## start Material provided

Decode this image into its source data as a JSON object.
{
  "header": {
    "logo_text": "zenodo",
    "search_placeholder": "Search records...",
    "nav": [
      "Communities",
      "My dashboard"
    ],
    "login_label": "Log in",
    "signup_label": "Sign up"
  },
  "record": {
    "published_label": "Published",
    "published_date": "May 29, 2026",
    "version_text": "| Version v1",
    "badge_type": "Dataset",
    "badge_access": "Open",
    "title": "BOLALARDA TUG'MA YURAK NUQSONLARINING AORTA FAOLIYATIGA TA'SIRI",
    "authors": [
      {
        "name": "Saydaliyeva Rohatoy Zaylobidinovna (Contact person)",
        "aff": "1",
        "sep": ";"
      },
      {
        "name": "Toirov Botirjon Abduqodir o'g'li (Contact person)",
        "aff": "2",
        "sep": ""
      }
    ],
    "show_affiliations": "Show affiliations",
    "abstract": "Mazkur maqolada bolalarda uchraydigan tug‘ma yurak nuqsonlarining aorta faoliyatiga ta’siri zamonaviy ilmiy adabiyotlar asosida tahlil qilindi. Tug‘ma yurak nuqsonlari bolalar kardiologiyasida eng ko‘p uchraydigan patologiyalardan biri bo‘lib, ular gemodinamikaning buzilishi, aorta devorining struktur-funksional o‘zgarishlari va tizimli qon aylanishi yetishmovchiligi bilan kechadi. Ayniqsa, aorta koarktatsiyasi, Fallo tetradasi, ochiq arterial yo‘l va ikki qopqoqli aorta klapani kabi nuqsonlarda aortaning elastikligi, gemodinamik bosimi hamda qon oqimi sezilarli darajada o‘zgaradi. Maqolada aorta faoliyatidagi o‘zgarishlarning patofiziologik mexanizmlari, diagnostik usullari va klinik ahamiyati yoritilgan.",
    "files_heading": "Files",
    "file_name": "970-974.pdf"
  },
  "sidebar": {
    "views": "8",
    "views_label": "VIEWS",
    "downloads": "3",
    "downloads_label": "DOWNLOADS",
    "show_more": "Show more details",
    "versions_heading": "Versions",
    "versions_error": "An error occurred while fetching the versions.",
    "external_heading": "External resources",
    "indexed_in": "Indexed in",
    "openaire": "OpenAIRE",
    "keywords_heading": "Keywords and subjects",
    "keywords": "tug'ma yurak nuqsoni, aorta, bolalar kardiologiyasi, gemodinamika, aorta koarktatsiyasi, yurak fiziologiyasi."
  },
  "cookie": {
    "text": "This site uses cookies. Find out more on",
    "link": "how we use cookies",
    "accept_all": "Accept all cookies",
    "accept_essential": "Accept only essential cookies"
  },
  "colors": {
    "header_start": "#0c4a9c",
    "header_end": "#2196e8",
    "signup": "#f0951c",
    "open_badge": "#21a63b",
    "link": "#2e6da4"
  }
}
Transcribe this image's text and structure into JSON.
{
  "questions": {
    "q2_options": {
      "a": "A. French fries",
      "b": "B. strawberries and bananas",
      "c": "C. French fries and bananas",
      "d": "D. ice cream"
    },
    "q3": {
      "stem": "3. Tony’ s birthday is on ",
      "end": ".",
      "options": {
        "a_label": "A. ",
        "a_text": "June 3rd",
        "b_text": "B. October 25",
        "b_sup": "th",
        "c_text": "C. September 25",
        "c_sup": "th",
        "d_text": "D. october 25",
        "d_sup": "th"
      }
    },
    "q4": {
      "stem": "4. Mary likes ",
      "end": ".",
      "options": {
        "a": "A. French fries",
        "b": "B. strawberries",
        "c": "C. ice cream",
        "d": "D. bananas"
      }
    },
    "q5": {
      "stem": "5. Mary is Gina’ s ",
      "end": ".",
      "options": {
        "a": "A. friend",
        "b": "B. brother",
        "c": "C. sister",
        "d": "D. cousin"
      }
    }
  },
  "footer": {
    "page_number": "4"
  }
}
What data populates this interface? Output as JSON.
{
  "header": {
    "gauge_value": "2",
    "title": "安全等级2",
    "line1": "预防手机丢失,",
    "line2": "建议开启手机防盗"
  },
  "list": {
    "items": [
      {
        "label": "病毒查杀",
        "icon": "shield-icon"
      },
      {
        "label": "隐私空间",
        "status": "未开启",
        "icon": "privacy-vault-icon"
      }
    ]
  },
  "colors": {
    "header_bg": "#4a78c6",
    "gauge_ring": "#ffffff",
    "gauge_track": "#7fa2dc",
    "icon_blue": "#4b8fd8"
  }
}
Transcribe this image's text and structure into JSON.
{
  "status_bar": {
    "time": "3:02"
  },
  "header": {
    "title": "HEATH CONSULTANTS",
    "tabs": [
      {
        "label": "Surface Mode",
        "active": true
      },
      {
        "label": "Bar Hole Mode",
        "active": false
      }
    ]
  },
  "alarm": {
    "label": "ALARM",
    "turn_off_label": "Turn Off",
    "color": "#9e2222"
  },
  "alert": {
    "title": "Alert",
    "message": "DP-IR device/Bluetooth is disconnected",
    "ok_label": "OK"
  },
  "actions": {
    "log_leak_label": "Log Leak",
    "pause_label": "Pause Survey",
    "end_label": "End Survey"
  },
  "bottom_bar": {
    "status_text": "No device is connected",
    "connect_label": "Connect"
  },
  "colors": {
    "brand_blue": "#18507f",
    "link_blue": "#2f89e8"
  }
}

## end Material provided

→ **Problem to solve**
All of the entries above must be quoted exactly.

→ **Full output**
Decode this image into its source data as a JSON object.
{
  "header": {
    "logo_text": "zenodo",
    "search_placeholder": "Search records...",
    "nav": [
      "Communities",
      "My dashboard"
    ],
    "login_label": "Log in",
    "signup_label": "Sign up"
  },
  "record": {
    "published_label": "Published",
    "published_date": "May 29, 2026",
    "version_text": "| Version v1",
    "badge_type": "Dataset",
    "badge_access": "Open",
    "title": "BOLALARDA TUG'MA YURAK NUQSONLARINING AORTA FAOLIYATIGA TA'SIRI",
    "authors": [
      {
        "name": "Saydaliyeva Rohatoy Zaylobidinovna (Contact person)",
        "aff": "1",
        "sep": ";"
      },
      {
        "name": "Toirov Botirjon Abduqodir o'g'li (Contact person)",
        "aff": "2",
        "sep": ""
      }
    ],
    "show_affiliations": "Show affiliations",
    "abstract": "Mazkur maqolada bolalarda uchraydigan tug‘ma yurak nuqsonlarining aorta faoliyatiga ta’siri zamonaviy ilmiy adabiyotlar asosida tahlil qilindi. Tug‘ma yurak nuqsonlari bolalar kardiologiyasida eng ko‘p uchraydigan patologiyalardan biri bo‘lib, ular gemodinamikaning buzilishi, aorta devorining struktur-funksional o‘zgarishlari va tizimli qon aylanishi yetishmovchiligi bilan kechadi. Ayniqsa, aorta koarktatsiyasi, Fallo tetradasi, ochiq arterial yo‘l va ikki qopqoqli aorta klapani kabi nuqsonlarda aortaning elastikligi, gemodinamik bosimi hamda qon oqimi sezilarli darajada o‘zgaradi. Maqolada aorta faoliyatidagi o‘zgarishlarning patofiziologik mexanizmlari, diagnostik usullari va klinik ahamiyati yoritilgan.",
    "files_heading": "Files",
    "file_name": "970-974.pdf"
  },
  "sidebar": {
    "views": "8",
    "views_label": "VIEWS",
    "downloads": "3",
    "downloads_label": "DOWNLOADS",
    "show_more": "Show more details",
    "versions_heading": "Versions",
    "versions_error": "An error occurred while fetching the versions.",
    "external_heading": "External resources",
    "indexed_in": "Indexed in",
    "openaire": "OpenAIRE",
    "keywords_heading": "Keywords and subjects",
    "keywords": "tug'ma yurak nuqsoni, aorta, bolalar kardiologiyasi, gemodinamika, aorta koarktatsiyasi, yurak fiziologiyasi."
  },
  "cookie": {
    "text": "This site uses cookies. Find out more on",
    "link": "how we use cookies",
    "accept_all": "Accept all cookies",
    "accept_essential": "Accept only essential cookies"
  },
  "colors": {
    "header_start": "#0c4a9c",
    "header_end": "#2196e8",
    "signup": "#f0951c",
    "open_badge": "#21a63b",
    "link": "#2e6da4"
  }
}
Transcribe this image's text and structure into JSON.
{
  "questions": {
    "q2_options": {
      "a": "A. French fries",
      "b": "B. strawberries and bananas",
      "c": "C. French fries and bananas",
      "d": "D. ice cream"
    },
    "q3": {
      "stem": "3. Tony’ s birthday is on ",
      "end": ".",
      "options": {
        "a_label": "A. ",
        "a_text": "June 3rd",
        "b_text": "B. October 25",
        "b_sup": "th",
        "c_text": "C. September 25",
        "c_sup": "th",
        "d_text": "D. october 25",
        "d_sup": "th"
      }
    },
    "q4": {
      "stem": "4. Mary likes ",
      "end": ".",
      "options": {
        "a": "A. French fries",
        "b": "B. strawberries",
        "c": "C. ice cream",
        "d": "D. bananas"
      }
    },
    "q5": {
      "stem": "5. Mary is Gina’ s ",
      "end": ".",
      "options": {
        "a": "A. friend",
        "b": "B. brother",
        "c": "C. sister",
        "d": "D. cousin"
      }
    }
  },
  "footer": {
    "page_number": "4"
  }
}
What data populates this interface? Output as JSON.
{
  "header": {
    "gauge_value": "2",
    "title": "安全等级2",
    "line1": "预防手机丢失,",
    "line2": "建议开启手机防盗"
  },
  "list": {
    "items": [
      {
        "label": "病毒查杀",
        "icon": "shield-icon"
      },
      {
        "label": "隐私空间",
        "status": "未开启",
        "icon": "privacy-vault-icon"
      }
    ]
  },
  "colors": {
    "header_bg": "#4a78c6",
    "gauge_ring": "#ffffff",
    "gauge_track": "#7fa2dc",
    "icon_blue": "#4b8fd8"
  }
}
Transcribe this image's text and structure into JSON.
{
  "status_bar": {
    "time": "3:02"
  },
  "header": {
    "title": "HEATH CONSULTANTS",
    "tabs": [
      {
        "label": "Surface Mode",
        "active": true
      },
      {
        "label": "Bar Hole Mode",
        "active": false
      }
    ]
  },
  "alarm": {
    "label": "ALARM",
    "turn_off_label": "Turn Off",
    "color": "#9e2222"
  },
  "alert": {
    "title": "Alert",
    "message": "DP-IR device/Bluetooth is disconnected",
    "ok_label": "OK"
  },
  "actions": {
    "log_leak_label": "Log Leak",
    "pause_label": "Pause Survey",
    "end_label": "End Survey"
  },
  "bottom_bar": {
    "status_text": "No device is connected",
    "connect_label": "Connect"
  },
  "colors": {
    "brand_blue": "#18507f",
    "link_blue": "#2f89e8"
  }
}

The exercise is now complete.